*SET EXERCISE*. What is the number of lines holding the word "thêi"? Write that number and nothing else.

*MATERIAL TO PROCESS*.
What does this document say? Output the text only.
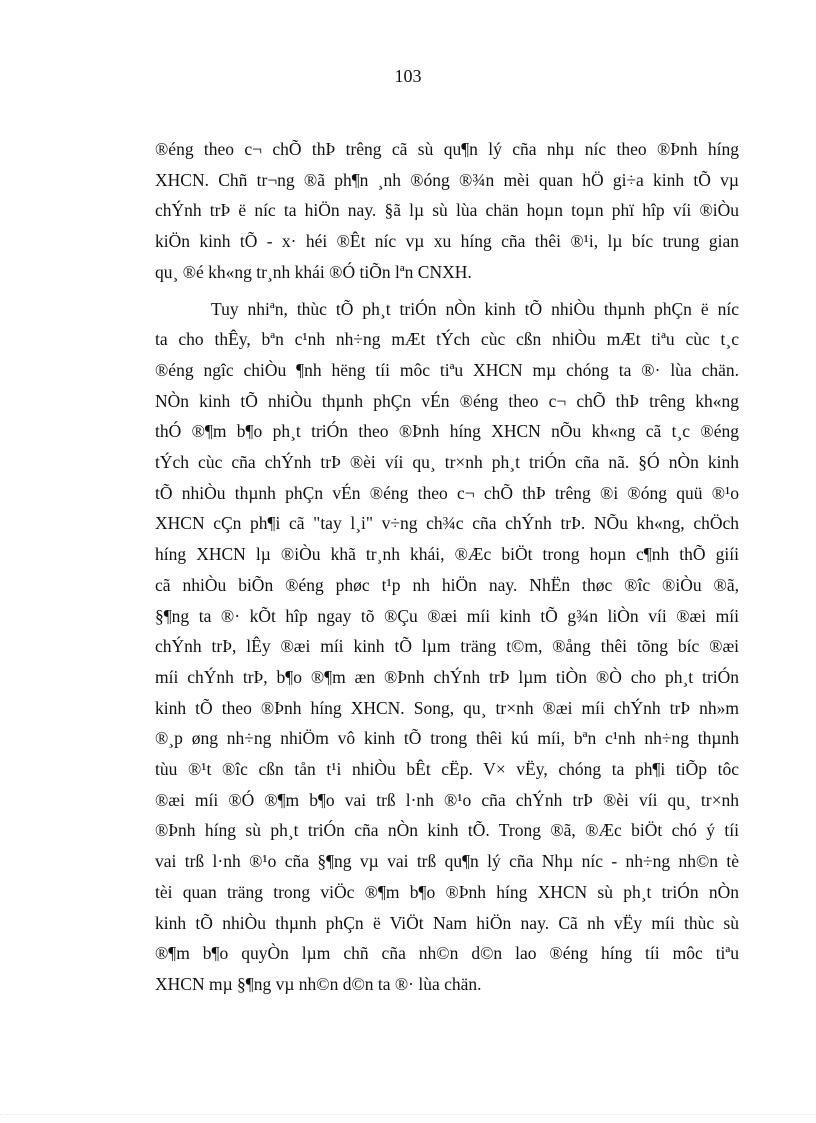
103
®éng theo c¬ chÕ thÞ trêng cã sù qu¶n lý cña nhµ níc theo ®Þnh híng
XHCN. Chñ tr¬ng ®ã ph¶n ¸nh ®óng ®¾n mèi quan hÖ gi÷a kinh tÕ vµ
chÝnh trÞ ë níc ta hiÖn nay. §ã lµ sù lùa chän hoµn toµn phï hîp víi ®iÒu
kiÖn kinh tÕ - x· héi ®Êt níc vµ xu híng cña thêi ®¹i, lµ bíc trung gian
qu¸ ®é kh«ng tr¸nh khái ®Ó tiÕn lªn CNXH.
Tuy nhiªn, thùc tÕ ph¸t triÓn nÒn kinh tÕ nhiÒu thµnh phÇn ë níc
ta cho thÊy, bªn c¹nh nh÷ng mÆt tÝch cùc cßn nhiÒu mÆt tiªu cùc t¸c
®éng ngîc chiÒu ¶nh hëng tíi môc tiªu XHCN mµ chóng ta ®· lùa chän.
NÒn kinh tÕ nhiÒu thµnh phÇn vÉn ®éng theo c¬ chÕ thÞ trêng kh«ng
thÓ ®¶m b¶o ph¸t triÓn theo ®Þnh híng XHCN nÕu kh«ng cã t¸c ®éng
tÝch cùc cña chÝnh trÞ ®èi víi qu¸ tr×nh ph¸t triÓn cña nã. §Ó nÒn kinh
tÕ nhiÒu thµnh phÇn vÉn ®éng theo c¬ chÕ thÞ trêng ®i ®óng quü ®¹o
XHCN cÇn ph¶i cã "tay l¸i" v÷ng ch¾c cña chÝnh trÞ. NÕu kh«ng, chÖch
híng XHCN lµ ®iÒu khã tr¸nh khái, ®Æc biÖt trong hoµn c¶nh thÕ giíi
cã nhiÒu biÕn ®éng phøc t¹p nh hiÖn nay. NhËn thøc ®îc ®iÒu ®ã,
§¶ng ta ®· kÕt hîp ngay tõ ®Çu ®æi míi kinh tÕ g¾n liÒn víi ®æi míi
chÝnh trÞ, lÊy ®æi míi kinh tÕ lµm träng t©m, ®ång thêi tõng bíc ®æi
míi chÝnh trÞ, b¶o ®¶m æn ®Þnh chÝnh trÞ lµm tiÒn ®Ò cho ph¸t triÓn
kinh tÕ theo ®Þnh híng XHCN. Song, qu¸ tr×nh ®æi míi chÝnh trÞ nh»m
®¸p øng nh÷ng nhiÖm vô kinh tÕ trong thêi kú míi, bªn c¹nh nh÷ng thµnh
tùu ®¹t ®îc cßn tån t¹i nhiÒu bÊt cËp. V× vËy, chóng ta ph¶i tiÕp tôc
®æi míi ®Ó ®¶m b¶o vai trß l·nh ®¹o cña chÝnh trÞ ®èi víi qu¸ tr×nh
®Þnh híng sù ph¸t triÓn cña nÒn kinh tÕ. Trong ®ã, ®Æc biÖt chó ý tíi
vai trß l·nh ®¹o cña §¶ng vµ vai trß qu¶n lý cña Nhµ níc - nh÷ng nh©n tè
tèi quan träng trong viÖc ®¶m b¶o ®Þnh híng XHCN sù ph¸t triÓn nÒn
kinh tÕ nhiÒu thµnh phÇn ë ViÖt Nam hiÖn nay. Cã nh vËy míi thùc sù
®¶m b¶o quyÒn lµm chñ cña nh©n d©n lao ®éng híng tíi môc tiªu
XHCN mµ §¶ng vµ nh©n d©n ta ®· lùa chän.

--

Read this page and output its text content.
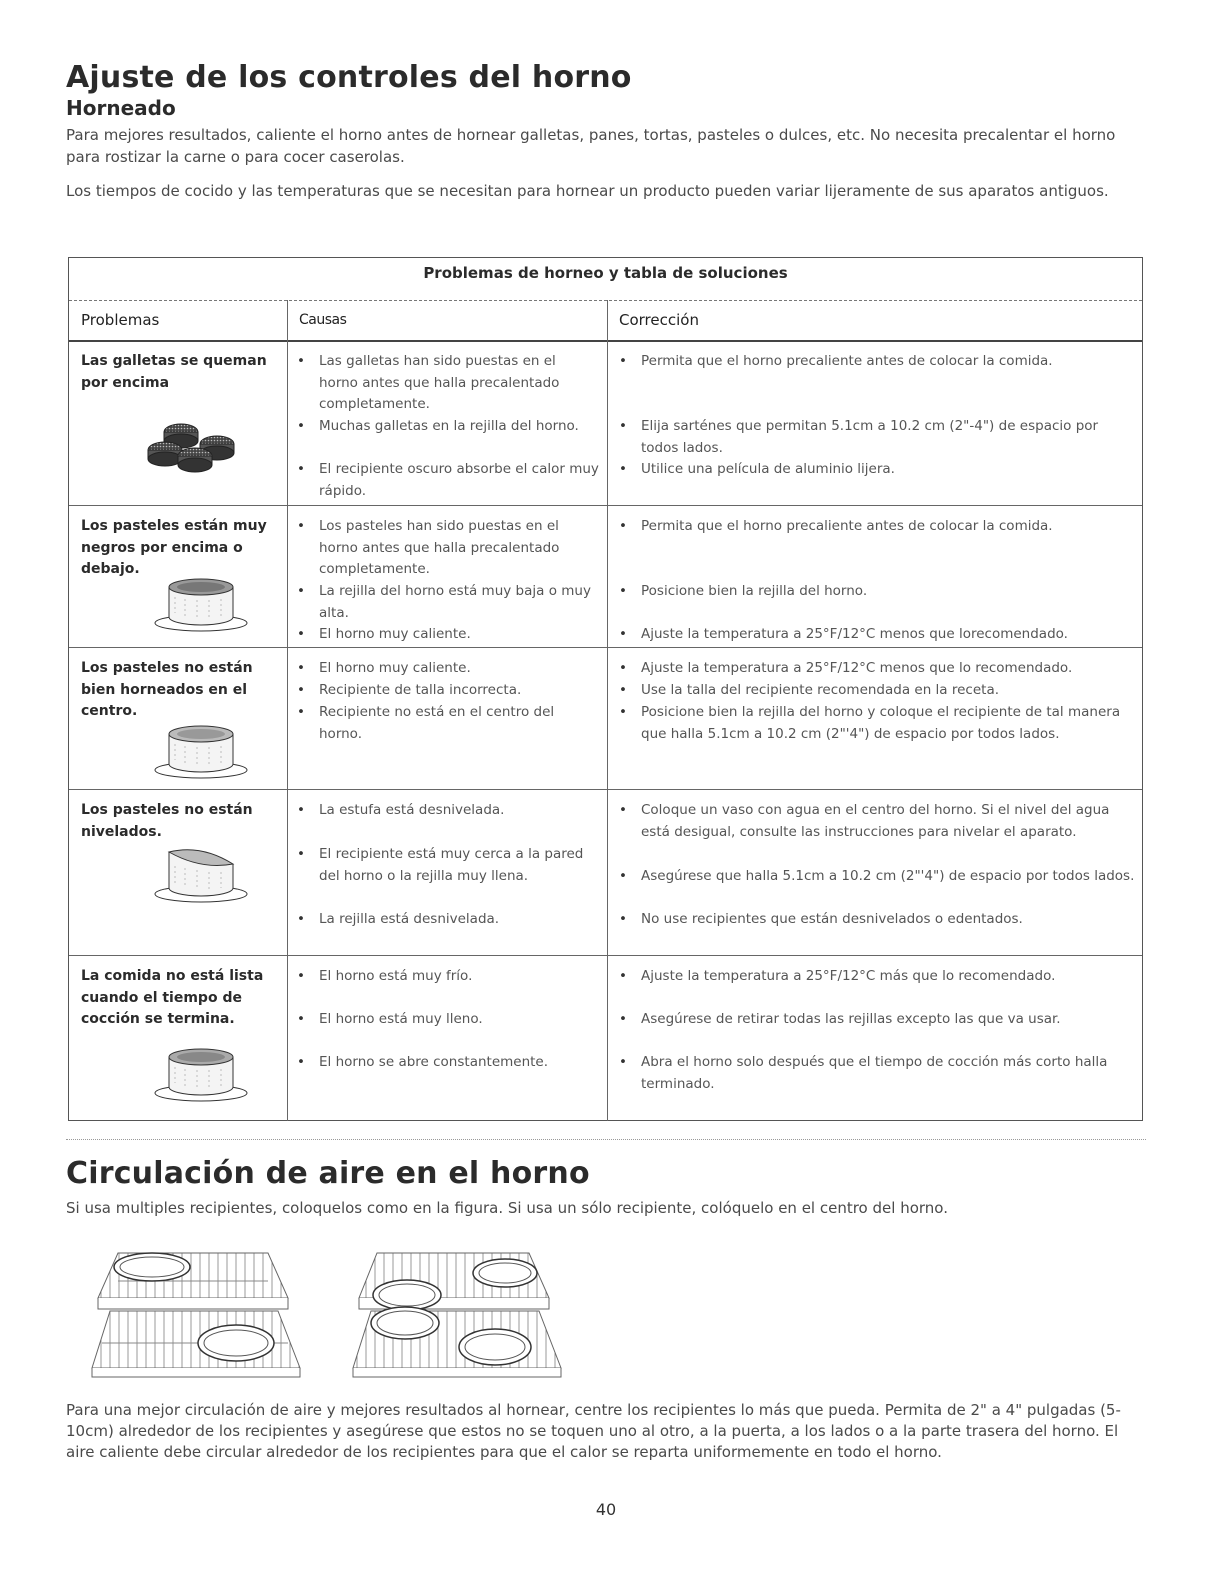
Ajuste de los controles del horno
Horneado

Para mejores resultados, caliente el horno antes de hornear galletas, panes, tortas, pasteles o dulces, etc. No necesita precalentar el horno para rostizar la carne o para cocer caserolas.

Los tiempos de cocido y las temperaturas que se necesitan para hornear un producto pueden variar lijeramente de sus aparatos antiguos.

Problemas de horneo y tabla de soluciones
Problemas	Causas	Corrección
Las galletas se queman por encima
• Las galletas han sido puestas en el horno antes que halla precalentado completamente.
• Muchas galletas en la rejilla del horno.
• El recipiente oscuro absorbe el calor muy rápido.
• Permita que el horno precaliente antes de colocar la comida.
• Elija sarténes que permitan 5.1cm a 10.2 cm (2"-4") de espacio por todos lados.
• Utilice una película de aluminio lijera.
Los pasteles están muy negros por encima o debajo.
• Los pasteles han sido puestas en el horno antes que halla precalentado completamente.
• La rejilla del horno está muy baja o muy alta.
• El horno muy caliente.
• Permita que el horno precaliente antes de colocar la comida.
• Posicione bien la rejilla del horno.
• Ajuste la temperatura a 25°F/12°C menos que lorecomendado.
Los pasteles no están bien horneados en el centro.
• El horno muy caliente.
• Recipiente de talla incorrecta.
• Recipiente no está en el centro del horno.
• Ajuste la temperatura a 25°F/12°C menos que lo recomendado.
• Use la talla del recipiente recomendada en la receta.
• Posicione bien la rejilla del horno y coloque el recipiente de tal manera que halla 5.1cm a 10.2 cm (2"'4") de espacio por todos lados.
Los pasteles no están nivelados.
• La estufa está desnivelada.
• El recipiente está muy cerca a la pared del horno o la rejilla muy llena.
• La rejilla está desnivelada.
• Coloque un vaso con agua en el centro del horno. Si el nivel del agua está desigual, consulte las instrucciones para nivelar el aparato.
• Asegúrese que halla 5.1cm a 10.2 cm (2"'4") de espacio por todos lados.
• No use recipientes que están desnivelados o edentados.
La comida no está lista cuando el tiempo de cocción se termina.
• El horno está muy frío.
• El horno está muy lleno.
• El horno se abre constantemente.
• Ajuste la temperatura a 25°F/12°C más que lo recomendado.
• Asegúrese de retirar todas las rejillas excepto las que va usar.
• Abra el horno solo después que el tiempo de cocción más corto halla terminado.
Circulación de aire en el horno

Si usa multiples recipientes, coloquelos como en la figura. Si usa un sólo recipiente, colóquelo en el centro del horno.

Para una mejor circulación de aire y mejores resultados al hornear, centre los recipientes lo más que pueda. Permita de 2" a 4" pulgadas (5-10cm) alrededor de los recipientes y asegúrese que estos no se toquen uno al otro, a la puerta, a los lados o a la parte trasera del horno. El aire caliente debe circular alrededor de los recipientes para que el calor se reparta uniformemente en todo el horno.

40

*SOLUTION BELOW*. 3